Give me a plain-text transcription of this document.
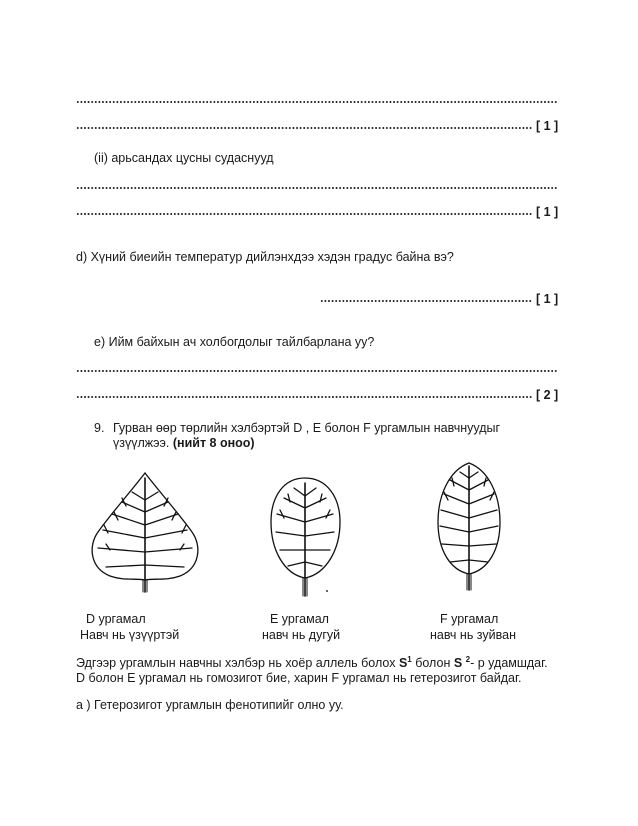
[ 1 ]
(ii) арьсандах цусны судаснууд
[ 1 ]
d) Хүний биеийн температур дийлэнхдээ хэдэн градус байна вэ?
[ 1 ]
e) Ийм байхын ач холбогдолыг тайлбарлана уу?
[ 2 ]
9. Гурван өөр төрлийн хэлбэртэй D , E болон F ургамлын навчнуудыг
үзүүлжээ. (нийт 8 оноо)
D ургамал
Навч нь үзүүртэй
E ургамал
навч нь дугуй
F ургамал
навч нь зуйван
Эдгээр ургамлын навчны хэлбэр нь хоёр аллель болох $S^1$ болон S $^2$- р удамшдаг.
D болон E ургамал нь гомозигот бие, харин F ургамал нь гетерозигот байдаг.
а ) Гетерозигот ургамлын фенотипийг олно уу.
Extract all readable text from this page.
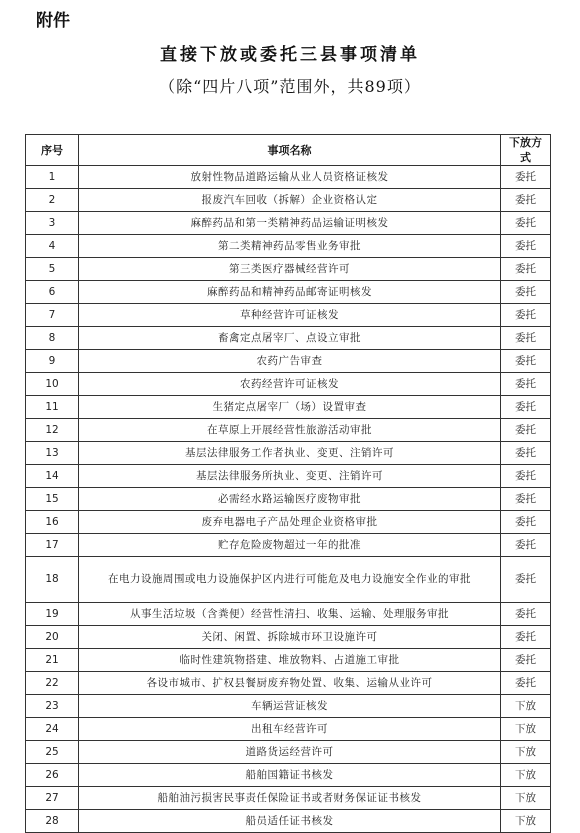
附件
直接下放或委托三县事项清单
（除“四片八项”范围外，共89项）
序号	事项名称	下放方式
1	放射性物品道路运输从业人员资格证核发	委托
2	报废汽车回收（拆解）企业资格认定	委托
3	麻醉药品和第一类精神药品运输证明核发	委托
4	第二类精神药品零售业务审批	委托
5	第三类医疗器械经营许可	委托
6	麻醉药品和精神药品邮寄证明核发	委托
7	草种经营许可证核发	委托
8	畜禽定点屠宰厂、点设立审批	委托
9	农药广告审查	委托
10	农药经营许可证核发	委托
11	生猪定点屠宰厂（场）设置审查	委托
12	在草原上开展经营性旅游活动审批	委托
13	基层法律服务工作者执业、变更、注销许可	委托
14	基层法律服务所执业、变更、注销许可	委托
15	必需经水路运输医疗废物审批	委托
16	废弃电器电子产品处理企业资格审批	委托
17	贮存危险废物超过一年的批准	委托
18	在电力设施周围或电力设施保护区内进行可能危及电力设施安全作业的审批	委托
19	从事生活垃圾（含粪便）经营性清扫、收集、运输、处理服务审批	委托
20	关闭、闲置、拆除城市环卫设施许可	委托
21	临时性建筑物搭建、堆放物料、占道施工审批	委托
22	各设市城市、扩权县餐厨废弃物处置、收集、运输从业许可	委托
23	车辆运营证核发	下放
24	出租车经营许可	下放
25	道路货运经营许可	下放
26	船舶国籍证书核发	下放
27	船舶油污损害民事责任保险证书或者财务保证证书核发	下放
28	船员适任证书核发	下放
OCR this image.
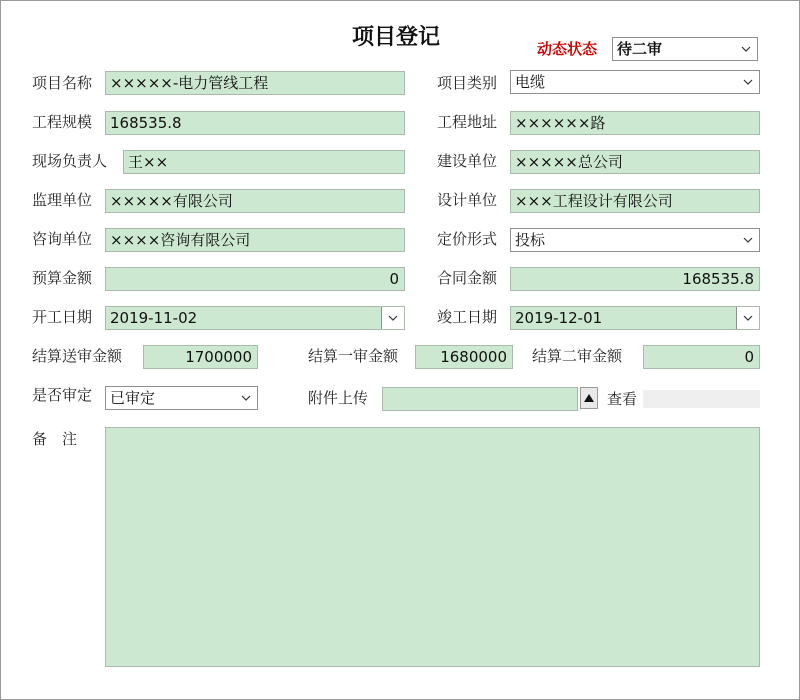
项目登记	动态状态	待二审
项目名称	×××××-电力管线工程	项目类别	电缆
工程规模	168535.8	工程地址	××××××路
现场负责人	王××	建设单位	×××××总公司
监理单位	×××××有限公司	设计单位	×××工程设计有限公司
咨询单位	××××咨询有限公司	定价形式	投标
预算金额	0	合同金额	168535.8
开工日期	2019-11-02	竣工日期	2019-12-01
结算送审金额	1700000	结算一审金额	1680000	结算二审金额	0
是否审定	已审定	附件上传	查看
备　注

━━━

> SHORT EXERCISE
Write out exactly, and nothing more than, the lines of the entries above from the line containing "OCR this image." through the final line; omit any pictures.

> RESPONSE TO THE EXERCISE
OCR this image.
项目登记	动态状态	待二审
项目名称	×××××-电力管线工程	项目类别	电缆
工程规模	168535.8	工程地址	××××××路
现场负责人	王××	建设单位	×××××总公司
监理单位	×××××有限公司	设计单位	×××工程设计有限公司
咨询单位	××××咨询有限公司	定价形式	投标
预算金额	0	合同金额	168535.8
开工日期	2019-11-02	竣工日期	2019-12-01
结算送审金额	1700000	结算一审金额	1680000	结算二审金额	0
是否审定	已审定	附件上传	查看
备　注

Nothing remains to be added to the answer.